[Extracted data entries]
▬▬▬▬▬▬
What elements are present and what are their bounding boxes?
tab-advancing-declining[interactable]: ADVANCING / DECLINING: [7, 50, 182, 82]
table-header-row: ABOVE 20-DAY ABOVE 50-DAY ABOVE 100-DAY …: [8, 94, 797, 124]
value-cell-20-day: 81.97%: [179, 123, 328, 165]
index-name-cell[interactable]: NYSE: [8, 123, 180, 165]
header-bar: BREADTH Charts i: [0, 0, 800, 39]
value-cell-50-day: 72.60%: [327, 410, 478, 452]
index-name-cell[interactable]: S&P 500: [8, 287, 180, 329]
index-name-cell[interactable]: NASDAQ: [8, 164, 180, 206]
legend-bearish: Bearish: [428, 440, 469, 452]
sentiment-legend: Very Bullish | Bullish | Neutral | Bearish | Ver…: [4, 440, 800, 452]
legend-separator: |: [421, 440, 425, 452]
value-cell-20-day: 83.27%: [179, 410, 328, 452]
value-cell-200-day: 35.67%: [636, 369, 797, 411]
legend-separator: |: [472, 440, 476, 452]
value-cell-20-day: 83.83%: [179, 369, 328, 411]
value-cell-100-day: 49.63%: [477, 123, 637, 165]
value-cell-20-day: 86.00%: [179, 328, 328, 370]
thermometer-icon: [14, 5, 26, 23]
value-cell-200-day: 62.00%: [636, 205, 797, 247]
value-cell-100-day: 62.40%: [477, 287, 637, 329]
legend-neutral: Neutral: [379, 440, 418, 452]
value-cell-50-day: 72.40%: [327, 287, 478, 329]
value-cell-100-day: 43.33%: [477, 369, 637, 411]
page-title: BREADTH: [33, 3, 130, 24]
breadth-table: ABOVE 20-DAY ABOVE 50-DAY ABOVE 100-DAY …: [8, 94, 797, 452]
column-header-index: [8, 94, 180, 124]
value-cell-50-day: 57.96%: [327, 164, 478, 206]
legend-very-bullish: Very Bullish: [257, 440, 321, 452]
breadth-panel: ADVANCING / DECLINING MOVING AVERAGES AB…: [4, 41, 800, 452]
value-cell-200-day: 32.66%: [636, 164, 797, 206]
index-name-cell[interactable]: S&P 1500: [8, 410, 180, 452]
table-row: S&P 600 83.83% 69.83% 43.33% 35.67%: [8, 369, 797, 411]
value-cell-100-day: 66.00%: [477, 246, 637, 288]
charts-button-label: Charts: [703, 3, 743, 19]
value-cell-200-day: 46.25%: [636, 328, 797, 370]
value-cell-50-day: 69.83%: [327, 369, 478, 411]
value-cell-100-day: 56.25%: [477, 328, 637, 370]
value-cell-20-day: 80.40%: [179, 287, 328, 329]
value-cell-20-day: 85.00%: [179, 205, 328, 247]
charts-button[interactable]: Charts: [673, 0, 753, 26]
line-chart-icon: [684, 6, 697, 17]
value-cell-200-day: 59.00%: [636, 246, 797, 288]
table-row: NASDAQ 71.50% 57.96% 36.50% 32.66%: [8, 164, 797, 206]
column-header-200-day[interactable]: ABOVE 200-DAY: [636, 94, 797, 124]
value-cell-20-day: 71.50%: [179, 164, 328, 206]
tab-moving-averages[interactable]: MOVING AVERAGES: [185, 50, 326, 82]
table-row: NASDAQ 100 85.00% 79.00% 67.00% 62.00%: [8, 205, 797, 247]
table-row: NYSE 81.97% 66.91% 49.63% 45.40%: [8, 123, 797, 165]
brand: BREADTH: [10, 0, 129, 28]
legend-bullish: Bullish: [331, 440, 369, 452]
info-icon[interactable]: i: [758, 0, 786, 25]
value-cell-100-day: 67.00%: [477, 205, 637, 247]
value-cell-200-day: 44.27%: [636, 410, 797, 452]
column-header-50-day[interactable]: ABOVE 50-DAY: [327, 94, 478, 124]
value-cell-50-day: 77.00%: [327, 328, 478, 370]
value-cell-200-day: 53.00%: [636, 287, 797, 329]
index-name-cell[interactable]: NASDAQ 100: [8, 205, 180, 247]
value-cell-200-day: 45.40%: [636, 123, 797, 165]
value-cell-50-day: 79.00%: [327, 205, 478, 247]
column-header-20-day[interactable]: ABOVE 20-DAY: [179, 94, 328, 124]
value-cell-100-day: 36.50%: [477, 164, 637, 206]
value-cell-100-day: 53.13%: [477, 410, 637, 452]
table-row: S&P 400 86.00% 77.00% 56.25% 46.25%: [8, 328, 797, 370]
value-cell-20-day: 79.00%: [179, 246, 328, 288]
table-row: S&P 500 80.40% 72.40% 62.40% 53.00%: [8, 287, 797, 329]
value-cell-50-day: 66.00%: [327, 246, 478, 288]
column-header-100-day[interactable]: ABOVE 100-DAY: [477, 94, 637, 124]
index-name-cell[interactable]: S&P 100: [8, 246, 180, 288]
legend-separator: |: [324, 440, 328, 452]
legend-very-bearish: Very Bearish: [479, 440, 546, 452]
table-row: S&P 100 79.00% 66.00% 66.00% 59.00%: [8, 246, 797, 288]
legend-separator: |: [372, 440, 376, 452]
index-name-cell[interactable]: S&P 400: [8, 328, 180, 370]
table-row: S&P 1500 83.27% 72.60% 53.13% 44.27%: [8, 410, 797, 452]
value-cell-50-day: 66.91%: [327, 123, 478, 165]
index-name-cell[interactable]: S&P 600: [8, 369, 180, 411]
▬▬▬▬▬▬
WHAT THE TASK REQUIRES:
Please transcribe all the extracted data entries above character for character, changing nothing.

FULL ANSWER:
What elements are present and what are their bounding boxes?
tab-advancing-declining[interactable]: ADVANCING / DECLINING: [7, 50, 182, 82]
table-header-row: ABOVE 20-DAY ABOVE 50-DAY ABOVE 100-DAY …: [8, 94, 797, 124]
value-cell-20-day: 81.97%: [179, 123, 328, 165]
index-name-cell[interactable]: NYSE: [8, 123, 180, 165]
header-bar: BREADTH Charts i: [0, 0, 800, 39]
value-cell-50-day: 72.60%: [327, 410, 478, 452]
index-name-cell[interactable]: S&P 500: [8, 287, 180, 329]
index-name-cell[interactable]: NASDAQ: [8, 164, 180, 206]
legend-bearish: Bearish: [428, 440, 469, 452]
sentiment-legend: Very Bullish | Bullish | Neutral | Bearish | Ver…: [4, 440, 800, 452]
legend-separator: |: [421, 440, 425, 452]
value-cell-20-day: 83.27%: [179, 410, 328, 452]
value-cell-200-day: 35.67%: [636, 369, 797, 411]
legend-separator: |: [472, 440, 476, 452]
value-cell-20-day: 83.83%: [179, 369, 328, 411]
value-cell-100-day: 49.63%: [477, 123, 637, 165]
value-cell-20-day: 86.00%: [179, 328, 328, 370]
thermometer-icon: [14, 5, 26, 23]
value-cell-200-day: 62.00%: [636, 205, 797, 247]
value-cell-100-day: 62.40%: [477, 287, 637, 329]
legend-neutral: Neutral: [379, 440, 418, 452]
value-cell-50-day: 72.40%: [327, 287, 478, 329]
value-cell-100-day: 43.33%: [477, 369, 637, 411]
page-title: BREADTH: [33, 3, 130, 24]
breadth-table: ABOVE 20-DAY ABOVE 50-DAY ABOVE 100-DAY …: [8, 94, 797, 452]
column-header-index: [8, 94, 180, 124]
value-cell-50-day: 57.96%: [327, 164, 478, 206]
legend-very-bullish: Very Bullish: [257, 440, 321, 452]
breadth-panel: ADVANCING / DECLINING MOVING AVERAGES AB…: [4, 41, 800, 452]
value-cell-200-day: 32.66%: [636, 164, 797, 206]
index-name-cell[interactable]: S&P 1500: [8, 410, 180, 452]
table-row: S&P 600 83.83% 69.83% 43.33% 35.67%: [8, 369, 797, 411]
value-cell-100-day: 66.00%: [477, 246, 637, 288]
charts-button-label: Charts: [703, 3, 743, 19]
value-cell-200-day: 46.25%: [636, 328, 797, 370]
value-cell-50-day: 69.83%: [327, 369, 478, 411]
value-cell-100-day: 56.25%: [477, 328, 637, 370]
value-cell-20-day: 80.40%: [179, 287, 328, 329]
value-cell-20-day: 85.00%: [179, 205, 328, 247]
charts-button[interactable]: Charts: [673, 0, 753, 26]
line-chart-icon: [684, 6, 697, 17]
value-cell-200-day: 59.00%: [636, 246, 797, 288]
table-row: NASDAQ 71.50% 57.96% 36.50% 32.66%: [8, 164, 797, 206]
column-header-200-day[interactable]: ABOVE 200-DAY: [636, 94, 797, 124]
value-cell-20-day: 71.50%: [179, 164, 328, 206]
tab-moving-averages[interactable]: MOVING AVERAGES: [185, 50, 326, 82]
table-row: NASDAQ 100 85.00% 79.00% 67.00% 62.00%: [8, 205, 797, 247]
table-row: NYSE 81.97% 66.91% 49.63% 45.40%: [8, 123, 797, 165]
brand: BREADTH: [10, 0, 129, 28]
legend-bullish: Bullish: [331, 440, 369, 452]
info-icon[interactable]: i: [758, 0, 786, 25]
value-cell-100-day: 67.00%: [477, 205, 637, 247]
value-cell-200-day: 44.27%: [636, 410, 797, 452]
column-header-50-day[interactable]: ABOVE 50-DAY: [327, 94, 478, 124]
value-cell-50-day: 77.00%: [327, 328, 478, 370]
value-cell-200-day: 53.00%: [636, 287, 797, 329]
index-name-cell[interactable]: NASDAQ 100: [8, 205, 180, 247]
value-cell-200-day: 45.40%: [636, 123, 797, 165]
value-cell-50-day: 79.00%: [327, 205, 478, 247]
column-header-20-day[interactable]: ABOVE 20-DAY: [179, 94, 328, 124]
value-cell-100-day: 36.50%: [477, 164, 637, 206]
value-cell-100-day: 53.13%: [477, 410, 637, 452]
table-row: S&P 400 86.00% 77.00% 56.25% 46.25%: [8, 328, 797, 370]
value-cell-20-day: 79.00%: [179, 246, 328, 288]
table-row: S&P 500 80.40% 72.40% 62.40% 53.00%: [8, 287, 797, 329]
value-cell-50-day: 66.00%: [327, 246, 478, 288]
column-header-100-day[interactable]: ABOVE 100-DAY: [477, 94, 637, 124]
index-name-cell[interactable]: S&P 100: [8, 246, 180, 288]
legend-separator: |: [324, 440, 328, 452]
legend-very-bearish: Very Bearish: [479, 440, 546, 452]
table-row: S&P 100 79.00% 66.00% 66.00% 59.00%: [8, 246, 797, 288]
legend-separator: |: [372, 440, 376, 452]
index-name-cell[interactable]: S&P 400: [8, 328, 180, 370]
table-row: S&P 1500 83.27% 72.60% 53.13% 44.27%: [8, 410, 797, 452]
value-cell-50-day: 66.91%: [327, 123, 478, 165]
index-name-cell[interactable]: S&P 600: [8, 369, 180, 411]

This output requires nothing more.